• OBJETIVO DEL EJERCICIO:
Sustituye "lipid-droplet" por "lipid-body" en todas las entradas que siguen y vuelve a escribir sus líneas sin alterar nada más.

• DATOS EXTRAÍDOS:
▼
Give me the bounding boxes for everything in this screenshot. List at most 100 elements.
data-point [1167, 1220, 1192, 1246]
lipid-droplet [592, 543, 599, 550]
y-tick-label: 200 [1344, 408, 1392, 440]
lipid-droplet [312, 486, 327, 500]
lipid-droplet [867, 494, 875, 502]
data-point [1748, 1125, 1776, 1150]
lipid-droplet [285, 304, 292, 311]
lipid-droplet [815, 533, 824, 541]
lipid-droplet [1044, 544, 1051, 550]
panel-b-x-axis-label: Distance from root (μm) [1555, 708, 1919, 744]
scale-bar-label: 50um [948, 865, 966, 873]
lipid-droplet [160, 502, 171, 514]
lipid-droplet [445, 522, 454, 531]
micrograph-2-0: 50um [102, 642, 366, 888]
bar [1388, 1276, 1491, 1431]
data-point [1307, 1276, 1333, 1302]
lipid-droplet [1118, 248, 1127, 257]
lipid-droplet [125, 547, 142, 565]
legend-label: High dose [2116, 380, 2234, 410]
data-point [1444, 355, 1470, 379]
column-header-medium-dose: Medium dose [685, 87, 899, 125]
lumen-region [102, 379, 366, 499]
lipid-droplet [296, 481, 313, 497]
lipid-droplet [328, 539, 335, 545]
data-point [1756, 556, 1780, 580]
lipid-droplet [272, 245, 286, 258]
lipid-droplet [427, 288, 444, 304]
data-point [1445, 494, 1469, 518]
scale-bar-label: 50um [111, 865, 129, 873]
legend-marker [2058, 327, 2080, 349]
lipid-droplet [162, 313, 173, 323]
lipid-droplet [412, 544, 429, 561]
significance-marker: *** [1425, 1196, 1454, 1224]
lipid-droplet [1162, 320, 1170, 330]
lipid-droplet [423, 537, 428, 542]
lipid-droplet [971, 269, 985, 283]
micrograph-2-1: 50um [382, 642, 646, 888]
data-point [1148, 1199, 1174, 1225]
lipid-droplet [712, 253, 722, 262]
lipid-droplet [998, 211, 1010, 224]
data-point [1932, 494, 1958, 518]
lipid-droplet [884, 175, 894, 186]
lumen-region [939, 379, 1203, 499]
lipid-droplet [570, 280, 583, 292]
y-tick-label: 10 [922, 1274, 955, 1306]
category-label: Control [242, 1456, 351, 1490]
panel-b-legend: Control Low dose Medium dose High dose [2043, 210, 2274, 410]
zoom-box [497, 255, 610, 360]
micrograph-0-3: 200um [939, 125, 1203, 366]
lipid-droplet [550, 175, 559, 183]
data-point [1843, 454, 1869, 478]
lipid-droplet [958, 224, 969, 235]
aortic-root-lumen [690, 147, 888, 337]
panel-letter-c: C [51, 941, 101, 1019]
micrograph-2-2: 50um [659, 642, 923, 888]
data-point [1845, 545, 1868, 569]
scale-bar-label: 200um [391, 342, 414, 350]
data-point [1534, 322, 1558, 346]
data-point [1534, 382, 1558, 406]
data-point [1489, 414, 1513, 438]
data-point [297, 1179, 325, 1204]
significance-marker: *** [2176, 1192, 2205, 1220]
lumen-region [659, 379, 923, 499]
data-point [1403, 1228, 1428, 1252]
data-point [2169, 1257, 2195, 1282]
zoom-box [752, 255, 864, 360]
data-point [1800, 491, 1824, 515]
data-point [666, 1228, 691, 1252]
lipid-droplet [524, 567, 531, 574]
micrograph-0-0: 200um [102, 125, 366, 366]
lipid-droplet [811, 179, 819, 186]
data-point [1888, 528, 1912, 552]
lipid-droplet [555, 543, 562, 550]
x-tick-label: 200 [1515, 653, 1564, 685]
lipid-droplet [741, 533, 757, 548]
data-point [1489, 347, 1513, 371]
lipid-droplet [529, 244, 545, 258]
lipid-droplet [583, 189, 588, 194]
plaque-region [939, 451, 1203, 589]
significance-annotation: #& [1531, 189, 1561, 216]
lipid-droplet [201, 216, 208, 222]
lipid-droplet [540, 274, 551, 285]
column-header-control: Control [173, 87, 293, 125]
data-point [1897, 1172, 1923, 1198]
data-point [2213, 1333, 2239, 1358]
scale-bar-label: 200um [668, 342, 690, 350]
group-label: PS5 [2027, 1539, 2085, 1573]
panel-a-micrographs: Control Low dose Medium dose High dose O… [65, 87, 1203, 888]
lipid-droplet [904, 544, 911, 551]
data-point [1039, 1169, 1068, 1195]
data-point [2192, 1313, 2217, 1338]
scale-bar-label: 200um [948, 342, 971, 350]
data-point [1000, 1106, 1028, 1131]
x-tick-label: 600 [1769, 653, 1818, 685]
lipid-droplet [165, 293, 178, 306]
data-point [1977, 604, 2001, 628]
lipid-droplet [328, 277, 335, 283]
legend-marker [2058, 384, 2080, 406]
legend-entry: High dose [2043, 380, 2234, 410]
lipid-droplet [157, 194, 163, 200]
▲
• RESPUESTA:
Give me the bounding boxes for everything in this screenshot. List at most 100 elements.
data-point [1167, 1220, 1192, 1246]
lipid-body [592, 543, 599, 550]
y-tick-label: 200 [1344, 408, 1392, 440]
lipid-body [312, 486, 327, 500]
lipid-body [867, 494, 875, 502]
data-point [1748, 1125, 1776, 1150]
lipid-body [285, 304, 292, 311]
lipid-body [815, 533, 824, 541]
lipid-body [1044, 544, 1051, 550]
panel-b-x-axis-label: Distance from root (μm) [1555, 708, 1919, 744]
scale-bar-label: 50um [948, 865, 966, 873]
lipid-body [160, 502, 171, 514]
lipid-body [445, 522, 454, 531]
micrograph-2-0: 50um [102, 642, 366, 888]
bar [1388, 1276, 1491, 1431]
data-point [1307, 1276, 1333, 1302]
lipid-body [1118, 248, 1127, 257]
lipid-body [125, 547, 142, 565]
legend-label: High dose [2116, 380, 2234, 410]
data-point [1444, 355, 1470, 379]
column-header-medium-dose: Medium dose [685, 87, 899, 125]
lumen-region [102, 379, 366, 499]
lipid-body [296, 481, 313, 497]
lipid-body [328, 539, 335, 545]
data-point [1756, 556, 1780, 580]
lipid-body [272, 245, 286, 258]
lipid-body [427, 288, 444, 304]
data-point [1445, 494, 1469, 518]
scale-bar-label: 50um [111, 865, 129, 873]
legend-marker [2058, 327, 2080, 349]
lipid-body [162, 313, 173, 323]
lipid-body [412, 544, 429, 561]
significance-marker: *** [1425, 1196, 1454, 1224]
lipid-body [1162, 320, 1170, 330]
lipid-body [423, 537, 428, 542]
lipid-body [971, 269, 985, 283]
micrograph-2-1: 50um [382, 642, 646, 888]
data-point [1148, 1199, 1174, 1225]
lipid-body [712, 253, 722, 262]
lipid-body [998, 211, 1010, 224]
data-point [1932, 494, 1958, 518]
lipid-body [884, 175, 894, 186]
lumen-region [939, 379, 1203, 499]
lipid-body [570, 280, 583, 292]
y-tick-label: 10 [922, 1274, 955, 1306]
category-label: Control [242, 1456, 351, 1490]
panel-b-legend: Control Low dose Medium dose High dose [2043, 210, 2274, 410]
zoom-box [497, 255, 610, 360]
micrograph-0-3: 200um [939, 125, 1203, 366]
lipid-body [550, 175, 559, 183]
data-point [1843, 454, 1869, 478]
lipid-body [958, 224, 969, 235]
aortic-root-lumen [690, 147, 888, 337]
panel-letter-c: C [51, 941, 101, 1019]
micrograph-2-2: 50um [659, 642, 923, 888]
data-point [1845, 545, 1868, 569]
scale-bar-label: 200um [391, 342, 414, 350]
data-point [1534, 322, 1558, 346]
data-point [1534, 382, 1558, 406]
data-point [1489, 414, 1513, 438]
data-point [297, 1179, 325, 1204]
significance-marker: *** [2176, 1192, 2205, 1220]
lumen-region [659, 379, 923, 499]
data-point [1403, 1228, 1428, 1252]
data-point [2169, 1257, 2195, 1282]
zoom-box [752, 255, 864, 360]
data-point [1800, 491, 1824, 515]
data-point [666, 1228, 691, 1252]
lipid-body [524, 567, 531, 574]
micrograph-0-0: 200um [102, 125, 366, 366]
lipid-body [811, 179, 819, 186]
data-point [1888, 528, 1912, 552]
lipid-body [555, 543, 562, 550]
x-tick-label: 200 [1515, 653, 1564, 685]
lipid-body [741, 533, 757, 548]
data-point [1489, 347, 1513, 371]
lipid-body [529, 244, 545, 258]
lipid-body [583, 189, 588, 194]
plaque-region [939, 451, 1203, 589]
significance-annotation: #& [1531, 189, 1561, 216]
lipid-body [201, 216, 208, 222]
lipid-body [540, 274, 551, 285]
column-header-control: Control [173, 87, 293, 125]
data-point [1897, 1172, 1923, 1198]
data-point [2213, 1333, 2239, 1358]
scale-bar-label: 200um [668, 342, 690, 350]
group-label: PS5 [2027, 1539, 2085, 1573]
panel-a-micrographs: Control Low dose Medium dose High dose O… [65, 87, 1203, 888]
lipid-body [904, 544, 911, 551]
data-point [1039, 1169, 1068, 1195]
data-point [2192, 1313, 2217, 1338]
scale-bar-label: 200um [948, 342, 971, 350]
data-point [1000, 1106, 1028, 1131]
x-tick-label: 600 [1769, 653, 1818, 685]
lipid-body [165, 293, 178, 306]
data-point [1977, 604, 2001, 628]
lipid-body [328, 277, 335, 283]
legend-marker [2058, 384, 2080, 406]
legend-entry: High dose [2043, 380, 2234, 410]
lipid-body [157, 194, 163, 200]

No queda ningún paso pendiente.